Goal -
Reproduce the lines of the material from the line containing "bar-ikke-vestlig <box>371 849 375 957</box>" through the line containing "x-tick-label: 11 <box>193 592 209 608</box>", inclusive.

-- begin --

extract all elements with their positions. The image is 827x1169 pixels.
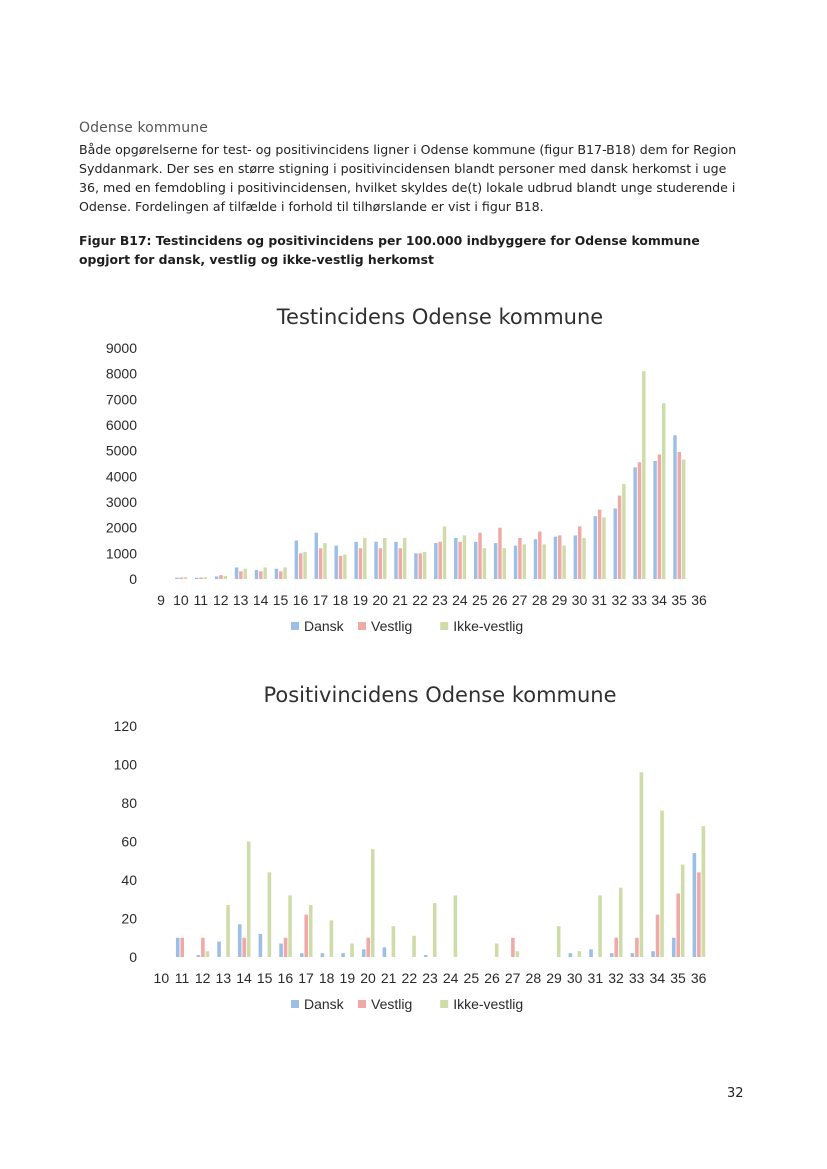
bar-ikke-vestlig <box>371 849 375 957</box>
legend-label: Vestlig <box>371 996 413 1012</box>
legend-swatch <box>440 622 448 630</box>
y-tick-label: 8000 <box>105 365 137 382</box>
bar-vestlig <box>339 556 342 579</box>
bar-vestlig <box>458 542 461 579</box>
x-tick-label: 32 <box>608 970 624 986</box>
chart-svg <box>79 290 739 665</box>
x-tick-label: 12 <box>194 970 211 986</box>
bar-ikke-vestlig <box>495 944 499 957</box>
bar-ikke-vestlig <box>516 951 520 957</box>
bar-vestlig <box>498 528 501 579</box>
bar-dansk <box>255 570 258 579</box>
bar-vestlig <box>478 533 481 579</box>
bar-vestlig <box>180 938 184 957</box>
bar-vestlig <box>438 542 441 579</box>
bar-vestlig <box>279 571 282 579</box>
bar-dansk <box>197 955 201 957</box>
bar-ikke-vestlig <box>542 544 545 579</box>
bar-ikke-vestlig <box>522 544 525 579</box>
x-tick-label: 11 <box>193 592 209 608</box>
figure-caption: Figur B17: Testincidens og positivincidens per 100.000 indbyggere for Odense kommune opgjort for dansk, vestlig og ikke-vestlig herkomst <box>79 233 700 267</box>
bar-ikke-vestlig <box>343 555 346 579</box>
bar-dansk <box>195 578 198 579</box>
bar-dansk <box>631 953 635 957</box>
bar-ikke-vestlig <box>247 842 251 958</box>
x-tick-label: 35 <box>670 970 686 986</box>
bar-vestlig <box>656 915 660 957</box>
bar-vestlig <box>359 548 362 579</box>
x-tick-label: 10 <box>173 592 189 608</box>
x-tick-label: 32 <box>611 592 628 608</box>
bar-dansk <box>315 533 318 579</box>
bar-ikke-vestlig <box>303 552 306 579</box>
bar-dansk <box>434 543 437 579</box>
bar-vestlig <box>614 938 618 957</box>
bar-ikke-vestlig <box>226 905 230 957</box>
bar-ikke-vestlig <box>681 865 685 957</box>
legend-swatch <box>440 1000 448 1008</box>
legend-swatch <box>291 622 299 630</box>
bar-ikke-vestlig <box>662 403 665 579</box>
x-tick-label: 34 <box>651 592 667 608</box>
x-tick-label: 25 <box>472 592 488 608</box>
x-tick-label: 13 <box>232 592 249 608</box>
x-tick-label: 17 <box>312 592 329 608</box>
bar-ikke-vestlig <box>562 546 565 579</box>
x-tick-label: 27 <box>511 592 528 608</box>
y-tick-label: 9000 <box>105 340 137 356</box>
x-tick-label: 18 <box>318 970 335 986</box>
x-tick-label: 11 <box>174 970 190 986</box>
x-tick-label: 13 <box>215 970 232 986</box>
bar-dansk <box>672 938 676 957</box>
y-tick-label: 2000 <box>105 519 137 536</box>
legend-swatch <box>358 622 366 630</box>
bar-dansk <box>673 435 676 579</box>
bar-vestlig <box>199 577 202 579</box>
bar-dansk <box>494 543 497 579</box>
x-tick-label: 14 <box>252 592 269 608</box>
bar-ikke-vestlig <box>443 526 446 579</box>
bar-dansk <box>414 553 417 579</box>
bar-vestlig <box>658 455 661 579</box>
positivincidens-chart <box>79 668 739 1043</box>
section-title: Odense kommune <box>79 120 208 136</box>
bar-dansk <box>175 578 178 579</box>
bar-dansk <box>653 461 656 579</box>
bar-vestlig <box>366 938 370 957</box>
y-tick-label: 40 <box>121 872 137 888</box>
bar-dansk <box>259 934 263 957</box>
x-tick-label: 18 <box>332 592 349 608</box>
bar-ikke-vestlig <box>268 872 272 957</box>
bar-vestlig <box>638 462 641 579</box>
bar-dansk <box>454 538 457 579</box>
y-tick-label: 5000 <box>105 442 137 459</box>
bar-ikke-vestlig <box>682 460 685 579</box>
bar-ikke-vestlig <box>403 538 406 579</box>
x-tick-label: 15 <box>272 592 289 608</box>
x-tick-label: 16 <box>292 592 309 608</box>
bar-vestlig <box>201 938 205 957</box>
bar-dansk <box>394 542 397 579</box>
y-tick-label: 3000 <box>105 494 137 510</box>
x-tick-label: 19 <box>339 970 356 986</box>
x-tick-label: 31 <box>591 592 608 608</box>
bar-ikke-vestlig <box>640 772 644 957</box>
bar-vestlig <box>518 538 521 579</box>
bar-ikke-vestlig <box>288 895 292 957</box>
bar-vestlig <box>419 553 422 579</box>
x-tick-label: 16 <box>277 970 294 986</box>
y-tick-label: 80 <box>121 795 137 811</box>
legend-label: Dansk <box>304 996 344 1012</box>
x-tick-label: 28 <box>525 970 542 986</box>
bar-ikke-vestlig <box>204 577 207 579</box>
y-tick-label: 100 <box>113 756 137 773</box>
chart-title: Testincidens Odense kommune <box>276 305 604 329</box>
bar-dansk <box>300 953 304 957</box>
bar-dansk <box>275 569 278 579</box>
bar-ikke-vestlig <box>383 538 386 579</box>
bar-vestlig <box>239 571 242 579</box>
x-tick-label: 12 <box>212 592 229 608</box>
x-tick-label: 17 <box>298 970 314 986</box>
bar-dansk <box>341 953 345 957</box>
bar-dansk <box>589 949 593 957</box>
bar-dansk <box>514 546 517 579</box>
x-tick-label: 26 <box>491 592 508 608</box>
bar-ikke-vestlig <box>184 577 187 579</box>
legend-label: Ikke-vestlig <box>453 996 524 1012</box>
testincidens-chart <box>79 290 739 665</box>
bar-ikke-vestlig <box>483 548 486 579</box>
bar-dansk <box>424 955 428 957</box>
bar-ikke-vestlig <box>463 535 466 579</box>
bar-dansk <box>238 924 242 957</box>
bar-dansk <box>651 951 655 957</box>
bar-dansk <box>383 947 387 957</box>
bar-vestlig <box>578 526 581 579</box>
bar-ikke-vestlig <box>433 903 437 957</box>
bar-ikke-vestlig <box>224 576 227 579</box>
bar-vestlig <box>242 938 246 957</box>
x-tick-label: 20 <box>360 970 376 986</box>
x-tick-label: 29 <box>546 970 562 986</box>
bar-vestlig <box>635 938 639 957</box>
x-tick-label: 9 <box>157 592 165 608</box>
y-tick-label: 0 <box>129 571 137 587</box>
bar-ikke-vestlig <box>660 811 664 957</box>
bar-vestlig <box>618 496 621 579</box>
bar-ikke-vestlig <box>619 888 623 957</box>
bar-ikke-vestlig <box>363 538 366 579</box>
bar-vestlig <box>319 548 322 579</box>
bar-dansk <box>217 942 221 957</box>
x-tick-label: 24 <box>452 592 468 608</box>
legend-label: Ikke-vestlig <box>453 618 524 634</box>
body-paragraph: Både opgørelserne for test- og positivincidens ligner i Odense kommune (figur B17-B18) dem for Region Syddanmark. Der ses en større stigning i positivincidensen blandt personer med dansk herkomst i uge 36, med en femdobling i positivincidensen, hvilket skyldes de(t) lokale udbrud blandt unge studerende i Odense. Fordelingen af tilfælde i forhold til tilhørslande er vist i figur B18. <box>79 142 737 214</box>
x-tick-label: 35 <box>671 592 687 608</box>
x-tick-label: 21 <box>380 970 397 986</box>
bar-ikke-vestlig <box>283 567 286 579</box>
x-tick-label: 22 <box>401 970 418 986</box>
x-tick-label: 31 <box>587 970 604 986</box>
x-tick-label: 36 <box>691 592 707 608</box>
page-number: 32 <box>727 1086 744 1101</box>
x-tick-label: 15 <box>256 970 273 986</box>
x-tick-label: 33 <box>631 592 648 608</box>
chart-title: Positivincidens Odense kommune <box>263 683 617 707</box>
legend-swatch <box>291 1000 299 1008</box>
bar-ikke-vestlig <box>392 926 396 957</box>
bar-ikke-vestlig <box>598 895 602 957</box>
bar-dansk <box>633 467 636 579</box>
x-tick-label: 30 <box>571 592 588 608</box>
legend-label: Dansk <box>304 618 344 634</box>
bar-ikke-vestlig <box>323 543 326 579</box>
x-tick-label: 27 <box>504 970 521 986</box>
bar-dansk <box>569 953 573 957</box>
x-tick-label: 20 <box>372 592 388 608</box>
bar-ikke-vestlig <box>578 951 582 957</box>
bar-ikke-vestlig <box>330 920 334 957</box>
x-tick-label: 22 <box>412 592 428 608</box>
x-tick-label: 28 <box>531 592 548 608</box>
bar-vestlig <box>219 575 222 579</box>
bar-ikke-vestlig <box>263 567 266 579</box>
chart-svg <box>79 668 739 1043</box>
x-tick-label: 21 <box>392 592 408 608</box>
bar-dansk <box>235 567 238 579</box>
x-tick-label: 30 <box>566 970 583 986</box>
bar-vestlig <box>558 535 561 579</box>
bar-ikke-vestlig <box>423 552 426 579</box>
x-tick-label: 14 <box>236 970 252 986</box>
bar-vestlig <box>676 893 680 957</box>
bar-ikke-vestlig <box>309 905 313 957</box>
bar-ikke-vestlig <box>602 517 605 579</box>
bar-dansk <box>374 542 377 579</box>
bar-vestlig <box>304 915 308 957</box>
bar-dansk <box>574 535 577 579</box>
y-tick-label: 120 <box>113 718 137 734</box>
bar-vestlig <box>259 571 262 579</box>
bar-dansk <box>321 953 325 957</box>
x-tick-label: 23 <box>422 970 438 986</box>
legend-swatch <box>358 1000 366 1008</box>
x-tick-label: 19 <box>352 592 369 608</box>
y-tick-label: 60 <box>121 833 137 850</box>
bar-ikke-vestlig <box>206 951 210 957</box>
bar-vestlig <box>538 532 541 579</box>
bar-vestlig <box>598 510 601 579</box>
x-tick-label: 29 <box>551 592 568 608</box>
y-tick-label: 4000 <box>105 468 137 485</box>
bar-dansk <box>554 537 557 579</box>
y-tick-label: 20 <box>121 910 137 927</box>
bar-vestlig <box>284 938 288 957</box>
bar-ikke-vestlig <box>582 538 585 579</box>
bar-dansk <box>534 539 537 579</box>
bar-vestlig <box>511 938 515 957</box>
y-tick-label: 7000 <box>105 391 137 408</box>
bar-ikke-vestlig <box>412 936 416 957</box>
bar-vestlig <box>179 577 182 579</box>
bar-vestlig <box>678 452 681 579</box>
bar-vestlig <box>299 553 302 579</box>
bar-ikke-vestlig <box>350 944 354 957</box>
bar-dansk <box>594 516 597 579</box>
bar-ikke-vestlig <box>454 895 458 957</box>
bar-dansk <box>176 938 180 957</box>
bar-ikke-vestlig <box>503 548 506 579</box>
bar-vestlig <box>399 548 402 579</box>
bar-vestlig <box>697 872 701 957</box>
bar-ikke-vestlig <box>642 371 645 579</box>
legend-label: Vestlig <box>371 618 413 634</box>
y-tick-label: 0 <box>129 949 137 965</box>
bar-dansk <box>295 541 298 580</box>
bar-ikke-vestlig <box>702 826 706 957</box>
bar-dansk <box>354 542 357 579</box>
bar-ikke-vestlig <box>557 926 561 957</box>
y-tick-label: 6000 <box>105 417 137 433</box>
x-tick-label: 10 <box>153 970 170 986</box>
x-tick-label: 24 <box>442 970 459 986</box>
bar-dansk <box>474 542 477 579</box>
bar-ikke-vestlig <box>622 484 625 579</box>
x-tick-label: 26 <box>484 970 500 986</box>
x-tick-label: 25 <box>463 970 480 986</box>
y-tick-label: 1000 <box>105 545 137 562</box>
bar-ikke-vestlig <box>243 569 246 579</box>
bar-dansk <box>610 953 614 957</box>
bar-dansk <box>215 576 218 579</box>
bar-vestlig <box>379 548 382 579</box>
x-tick-label: 36 <box>690 970 707 986</box>
bar-dansk <box>613 508 616 579</box>
x-tick-label: 34 <box>649 970 666 986</box>
bar-dansk <box>693 853 697 957</box>
bar-dansk <box>279 944 283 957</box>
x-tick-label: 23 <box>432 592 448 608</box>
bar-dansk <box>362 949 366 957</box>
x-tick-label: 33 <box>628 970 645 986</box>
bar-dansk <box>334 546 337 579</box>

-- end --

Output for this task -
bar-ikke-vestlig <box>371 849 375 957</box>
legend-label: Vestlig <box>371 996 413 1012</box>
legend-swatch <box>440 622 448 630</box>
y-tick-label: 8000 <box>105 365 137 382</box>
bar-vestlig <box>339 556 342 579</box>
bar-vestlig <box>458 542 461 579</box>
x-tick-label: 32 <box>608 970 624 986</box>
chart-svg <box>79 290 739 665</box>
x-tick-label: 12 <box>194 970 211 986</box>
bar-ikke-vestlig <box>495 944 499 957</box>
bar-ikke-vestlig <box>516 951 520 957</box>
bar-vestlig <box>498 528 501 579</box>
bar-dansk <box>255 570 258 579</box>
bar-vestlig <box>478 533 481 579</box>
bar-vestlig <box>180 938 184 957</box>
bar-vestlig <box>438 542 441 579</box>
bar-vestlig <box>279 571 282 579</box>
bar-dansk <box>197 955 201 957</box>
bar-ikke-vestlig <box>542 544 545 579</box>
bar-ikke-vestlig <box>522 544 525 579</box>
x-tick-label: 11 <box>193 592 209 608</box>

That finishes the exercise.